→ GIVEN EXERCISE
Reproduce each line of the material exactly, minus any picture.

→ PROVIDED MATERIAL
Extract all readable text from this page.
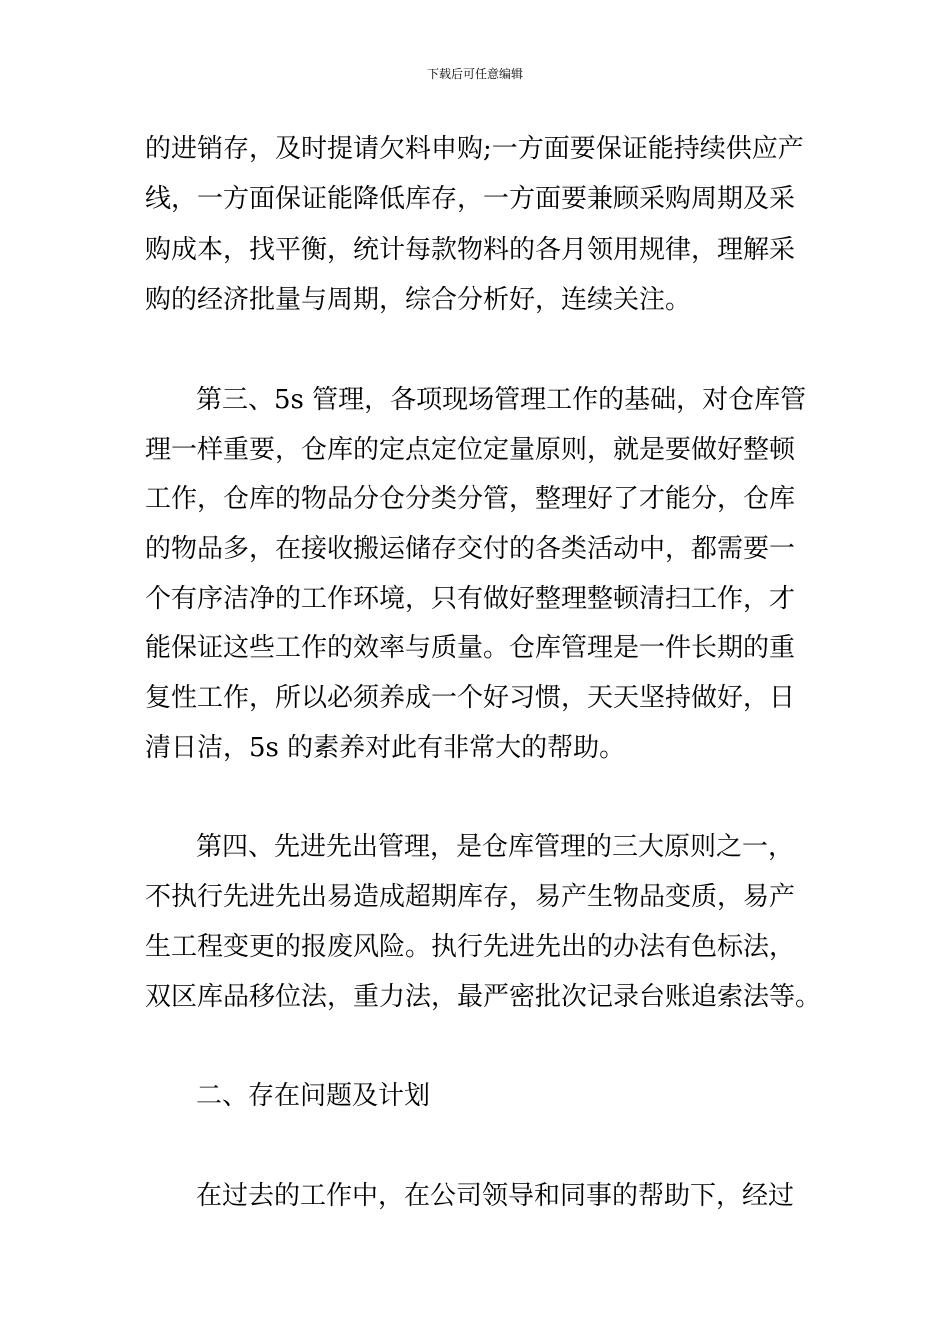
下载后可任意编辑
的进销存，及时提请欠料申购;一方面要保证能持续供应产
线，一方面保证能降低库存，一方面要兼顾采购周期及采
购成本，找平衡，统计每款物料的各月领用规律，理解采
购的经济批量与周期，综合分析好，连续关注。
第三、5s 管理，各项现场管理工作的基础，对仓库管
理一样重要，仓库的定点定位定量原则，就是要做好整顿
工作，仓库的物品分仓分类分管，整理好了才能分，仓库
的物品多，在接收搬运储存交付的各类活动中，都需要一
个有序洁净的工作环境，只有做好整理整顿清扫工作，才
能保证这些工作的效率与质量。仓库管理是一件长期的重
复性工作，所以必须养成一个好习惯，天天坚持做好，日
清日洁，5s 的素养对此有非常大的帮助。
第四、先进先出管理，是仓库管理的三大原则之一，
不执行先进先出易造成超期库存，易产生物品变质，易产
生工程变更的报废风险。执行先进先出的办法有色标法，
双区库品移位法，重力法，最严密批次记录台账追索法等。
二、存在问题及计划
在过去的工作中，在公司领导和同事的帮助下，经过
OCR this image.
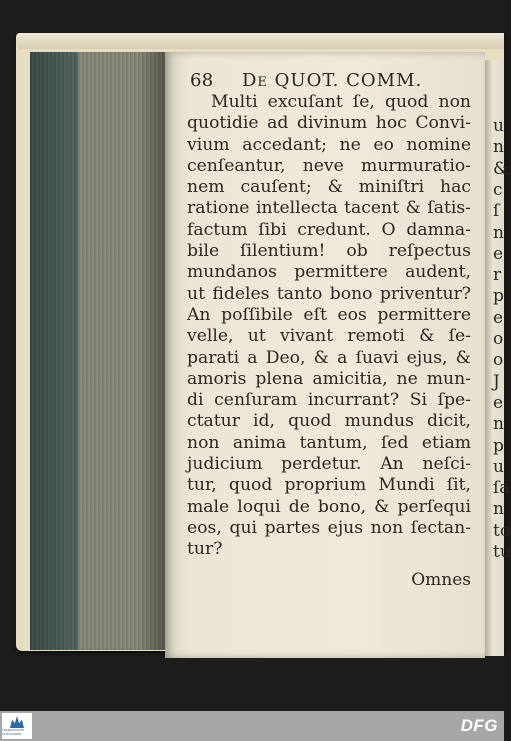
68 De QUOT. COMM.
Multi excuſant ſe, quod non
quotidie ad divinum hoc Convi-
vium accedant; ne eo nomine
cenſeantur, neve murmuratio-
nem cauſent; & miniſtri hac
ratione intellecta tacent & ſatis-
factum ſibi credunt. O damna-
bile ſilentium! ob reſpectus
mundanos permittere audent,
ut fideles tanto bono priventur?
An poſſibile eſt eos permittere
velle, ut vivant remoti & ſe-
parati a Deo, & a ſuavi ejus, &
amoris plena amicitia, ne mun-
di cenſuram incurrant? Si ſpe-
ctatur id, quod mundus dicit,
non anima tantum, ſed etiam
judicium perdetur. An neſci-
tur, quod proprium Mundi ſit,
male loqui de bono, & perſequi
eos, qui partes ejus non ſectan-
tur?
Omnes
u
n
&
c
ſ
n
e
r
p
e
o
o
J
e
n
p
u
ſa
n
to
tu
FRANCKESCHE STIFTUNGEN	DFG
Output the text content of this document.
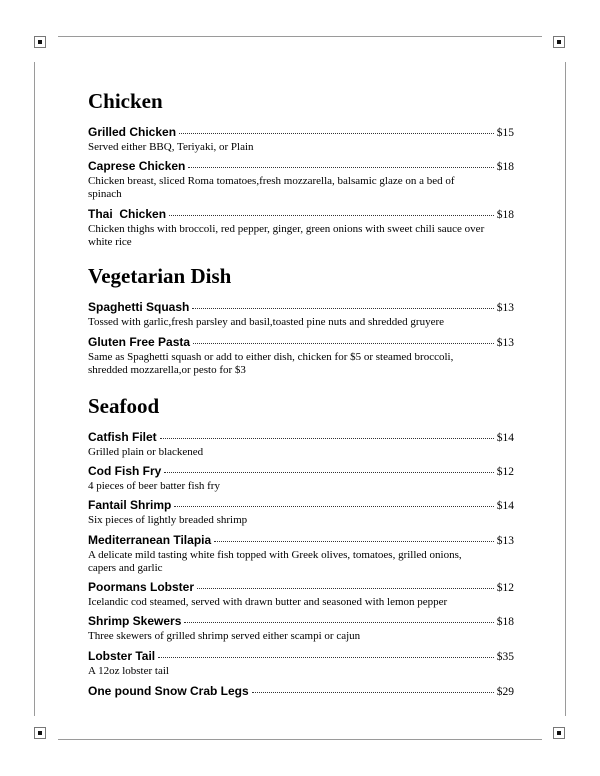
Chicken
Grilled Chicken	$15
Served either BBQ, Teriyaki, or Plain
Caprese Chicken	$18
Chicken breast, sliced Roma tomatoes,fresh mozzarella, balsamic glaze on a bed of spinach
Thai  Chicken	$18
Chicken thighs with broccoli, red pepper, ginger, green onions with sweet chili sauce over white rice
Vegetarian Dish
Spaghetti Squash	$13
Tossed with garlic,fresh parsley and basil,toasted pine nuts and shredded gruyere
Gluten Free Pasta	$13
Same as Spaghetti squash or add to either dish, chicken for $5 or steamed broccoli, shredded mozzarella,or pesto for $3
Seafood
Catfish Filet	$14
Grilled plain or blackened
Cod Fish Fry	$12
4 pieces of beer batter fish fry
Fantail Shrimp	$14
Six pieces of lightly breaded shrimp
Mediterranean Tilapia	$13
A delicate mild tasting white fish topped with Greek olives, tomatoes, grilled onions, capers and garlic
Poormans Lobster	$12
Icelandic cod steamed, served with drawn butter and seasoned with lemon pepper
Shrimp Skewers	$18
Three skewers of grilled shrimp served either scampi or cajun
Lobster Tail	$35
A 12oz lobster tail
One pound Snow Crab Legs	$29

→ RESULT FOR THIS EXERCISE
Extract all readable text from this page.
下载后可任意编辑
的进销存，及时提请欠料申购;一方面要保证能持续供应产
线，一方面保证能降低库存，一方面要兼顾采购周期及采
购成本，找平衡，统计每款物料的各月领用规律，理解采
购的经济批量与周期，综合分析好，连续关注。
第三、5s 管理，各项现场管理工作的基础，对仓库管
理一样重要，仓库的定点定位定量原则，就是要做好整顿
工作，仓库的物品分仓分类分管，整理好了才能分，仓库
的物品多，在接收搬运储存交付的各类活动中，都需要一
个有序洁净的工作环境，只有做好整理整顿清扫工作，才
能保证这些工作的效率与质量。仓库管理是一件长期的重
复性工作，所以必须养成一个好习惯，天天坚持做好，日
清日洁，5s 的素养对此有非常大的帮助。
第四、先进先出管理，是仓库管理的三大原则之一，
不执行先进先出易造成超期库存，易产生物品变质，易产
生工程变更的报废风险。执行先进先出的办法有色标法，
双区库品移位法，重力法，最严密批次记录台账追索法等。
二、存在问题及计划
在过去的工作中，在公司领导和同事的帮助下，经过
OCR this image.
68 De QUOT. COMM.
Multi excuſant ſe, quod non
quotidie ad divinum hoc Convi-
vium accedant; ne eo nomine
cenſeantur, neve murmuratio-
nem cauſent; & miniſtri hac
ratione intellecta tacent & ſatis-
factum ſibi credunt. O damna-
bile ſilentium! ob reſpectus
mundanos permittere audent,
ut fideles tanto bono priventur?
An poſſibile eſt eos permittere
velle, ut vivant remoti & ſe-
parati a Deo, & a ſuavi ejus, &
amoris plena amicitia, ne mun-
di cenſuram incurrant? Si ſpe-
ctatur id, quod mundus dicit,
non anima tantum, ſed etiam
judicium perdetur. An neſci-
tur, quod proprium Mundi ſit,
male loqui de bono, & perſequi
eos, qui partes ejus non ſectan-
tur?
Omnes
u
n
&
c
ſ
n
e
r
p
e
o
o
J
e
n
p
u
ſa
n
to
tu
FRANCKESCHE STIFTUNGEN	DFG
Output the text content of this document.
Chicken
Grilled Chicken	$15
Served either BBQ, Teriyaki, or Plain
Caprese Chicken	$18
Chicken breast, sliced Roma tomatoes,fresh mozzarella, balsamic glaze on a bed of spinach
Thai  Chicken	$18
Chicken thighs with broccoli, red pepper, ginger, green onions with sweet chili sauce over white rice
Vegetarian Dish
Spaghetti Squash	$13
Tossed with garlic,fresh parsley and basil,toasted pine nuts and shredded gruyere
Gluten Free Pasta	$13
Same as Spaghetti squash or add to either dish, chicken for $5 or steamed broccoli, shredded mozzarella,or pesto for $3
Seafood
Catfish Filet	$14
Grilled plain or blackened
Cod Fish Fry	$12
4 pieces of beer batter fish fry
Fantail Shrimp	$14
Six pieces of lightly breaded shrimp
Mediterranean Tilapia	$13
A delicate mild tasting white fish topped with Greek olives, tomatoes, grilled onions, capers and garlic
Poormans Lobster	$12
Icelandic cod steamed, served with drawn butter and seasoned with lemon pepper
Shrimp Skewers	$18
Three skewers of grilled shrimp served either scampi or cajun
Lobster Tail	$35
A 12oz lobster tail
One pound Snow Crab Legs	$29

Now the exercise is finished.